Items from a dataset
=-=-=
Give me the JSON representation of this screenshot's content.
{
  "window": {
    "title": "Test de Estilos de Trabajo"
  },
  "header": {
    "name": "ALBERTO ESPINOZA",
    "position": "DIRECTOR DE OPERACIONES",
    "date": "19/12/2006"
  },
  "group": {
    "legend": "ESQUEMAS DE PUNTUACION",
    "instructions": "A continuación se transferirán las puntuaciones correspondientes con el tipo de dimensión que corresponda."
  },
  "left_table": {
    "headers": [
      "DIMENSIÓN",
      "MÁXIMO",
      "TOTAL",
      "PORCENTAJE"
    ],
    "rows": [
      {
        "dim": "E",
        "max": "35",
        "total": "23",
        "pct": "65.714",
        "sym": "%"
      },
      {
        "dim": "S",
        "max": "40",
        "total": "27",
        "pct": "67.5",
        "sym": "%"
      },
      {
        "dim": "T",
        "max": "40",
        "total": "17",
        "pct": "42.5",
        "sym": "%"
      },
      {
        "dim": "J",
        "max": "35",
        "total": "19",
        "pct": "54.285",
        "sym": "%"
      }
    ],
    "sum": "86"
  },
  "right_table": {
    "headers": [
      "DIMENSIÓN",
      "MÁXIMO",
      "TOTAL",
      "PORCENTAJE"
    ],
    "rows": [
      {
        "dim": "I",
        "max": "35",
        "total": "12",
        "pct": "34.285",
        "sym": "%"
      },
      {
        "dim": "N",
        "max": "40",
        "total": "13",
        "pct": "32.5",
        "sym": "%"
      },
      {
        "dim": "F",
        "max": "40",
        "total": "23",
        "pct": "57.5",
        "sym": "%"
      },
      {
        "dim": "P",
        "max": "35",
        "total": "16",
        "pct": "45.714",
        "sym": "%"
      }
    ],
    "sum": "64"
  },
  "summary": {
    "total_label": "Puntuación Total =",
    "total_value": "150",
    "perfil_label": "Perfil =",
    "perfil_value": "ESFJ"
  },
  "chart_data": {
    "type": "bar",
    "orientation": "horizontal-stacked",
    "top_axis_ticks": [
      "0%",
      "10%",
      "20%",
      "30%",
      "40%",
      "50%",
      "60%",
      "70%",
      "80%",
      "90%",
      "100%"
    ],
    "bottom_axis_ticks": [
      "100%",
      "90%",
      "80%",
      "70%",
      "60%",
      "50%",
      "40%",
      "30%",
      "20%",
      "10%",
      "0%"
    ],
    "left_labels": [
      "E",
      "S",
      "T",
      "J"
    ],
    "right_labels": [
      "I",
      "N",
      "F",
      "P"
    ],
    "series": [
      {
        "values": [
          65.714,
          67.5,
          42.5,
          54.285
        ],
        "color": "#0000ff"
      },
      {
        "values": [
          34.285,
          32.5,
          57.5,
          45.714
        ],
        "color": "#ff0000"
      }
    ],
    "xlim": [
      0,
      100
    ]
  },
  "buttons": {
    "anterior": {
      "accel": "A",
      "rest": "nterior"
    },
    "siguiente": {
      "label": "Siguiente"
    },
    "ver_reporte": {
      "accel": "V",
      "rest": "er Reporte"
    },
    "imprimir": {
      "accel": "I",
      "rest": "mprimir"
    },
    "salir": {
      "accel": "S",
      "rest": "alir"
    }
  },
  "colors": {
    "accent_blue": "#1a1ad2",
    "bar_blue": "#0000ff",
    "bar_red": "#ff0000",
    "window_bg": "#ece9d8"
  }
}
=-=-=
* Goal of the exercise *
Quote all the records. Keep every word exact.

* Answer for the task *
Give me the JSON representation of this screenshot's content.
{
  "window": {
    "title": "Test de Estilos de Trabajo"
  },
  "header": {
    "name": "ALBERTO ESPINOZA",
    "position": "DIRECTOR DE OPERACIONES",
    "date": "19/12/2006"
  },
  "group": {
    "legend": "ESQUEMAS DE PUNTUACION",
    "instructions": "A continuación se transferirán las puntuaciones correspondientes con el tipo de dimensión que corresponda."
  },
  "left_table": {
    "headers": [
      "DIMENSIÓN",
      "MÁXIMO",
      "TOTAL",
      "PORCENTAJE"
    ],
    "rows": [
      {
        "dim": "E",
        "max": "35",
        "total": "23",
        "pct": "65.714",
        "sym": "%"
      },
      {
        "dim": "S",
        "max": "40",
        "total": "27",
        "pct": "67.5",
        "sym": "%"
      },
      {
        "dim": "T",
        "max": "40",
        "total": "17",
        "pct": "42.5",
        "sym": "%"
      },
      {
        "dim": "J",
        "max": "35",
        "total": "19",
        "pct": "54.285",
        "sym": "%"
      }
    ],
    "sum": "86"
  },
  "right_table": {
    "headers": [
      "DIMENSIÓN",
      "MÁXIMO",
      "TOTAL",
      "PORCENTAJE"
    ],
    "rows": [
      {
        "dim": "I",
        "max": "35",
        "total": "12",
        "pct": "34.285",
        "sym": "%"
      },
      {
        "dim": "N",
        "max": "40",
        "total": "13",
        "pct": "32.5",
        "sym": "%"
      },
      {
        "dim": "F",
        "max": "40",
        "total": "23",
        "pct": "57.5",
        "sym": "%"
      },
      {
        "dim": "P",
        "max": "35",
        "total": "16",
        "pct": "45.714",
        "sym": "%"
      }
    ],
    "sum": "64"
  },
  "summary": {
    "total_label": "Puntuación Total =",
    "total_value": "150",
    "perfil_label": "Perfil =",
    "perfil_value": "ESFJ"
  },
  "chart_data": {
    "type": "bar",
    "orientation": "horizontal-stacked",
    "top_axis_ticks": [
      "0%",
      "10%",
      "20%",
      "30%",
      "40%",
      "50%",
      "60%",
      "70%",
      "80%",
      "90%",
      "100%"
    ],
    "bottom_axis_ticks": [
      "100%",
      "90%",
      "80%",
      "70%",
      "60%",
      "50%",
      "40%",
      "30%",
      "20%",
      "10%",
      "0%"
    ],
    "left_labels": [
      "E",
      "S",
      "T",
      "J"
    ],
    "right_labels": [
      "I",
      "N",
      "F",
      "P"
    ],
    "series": [
      {
        "values": [
          65.714,
          67.5,
          42.5,
          54.285
        ],
        "color": "#0000ff"
      },
      {
        "values": [
          34.285,
          32.5,
          57.5,
          45.714
        ],
        "color": "#ff0000"
      }
    ],
    "xlim": [
      0,
      100
    ]
  },
  "buttons": {
    "anterior": {
      "accel": "A",
      "rest": "nterior"
    },
    "siguiente": {
      "label": "Siguiente"
    },
    "ver_reporte": {
      "accel": "V",
      "rest": "er Reporte"
    },
    "imprimir": {
      "accel": "I",
      "rest": "mprimir"
    },
    "salir": {
      "accel": "S",
      "rest": "alir"
    }
  },
  "colors": {
    "accent_blue": "#1a1ad2",
    "bar_blue": "#0000ff",
    "bar_red": "#ff0000",
    "window_bg": "#ece9d8"
  }
}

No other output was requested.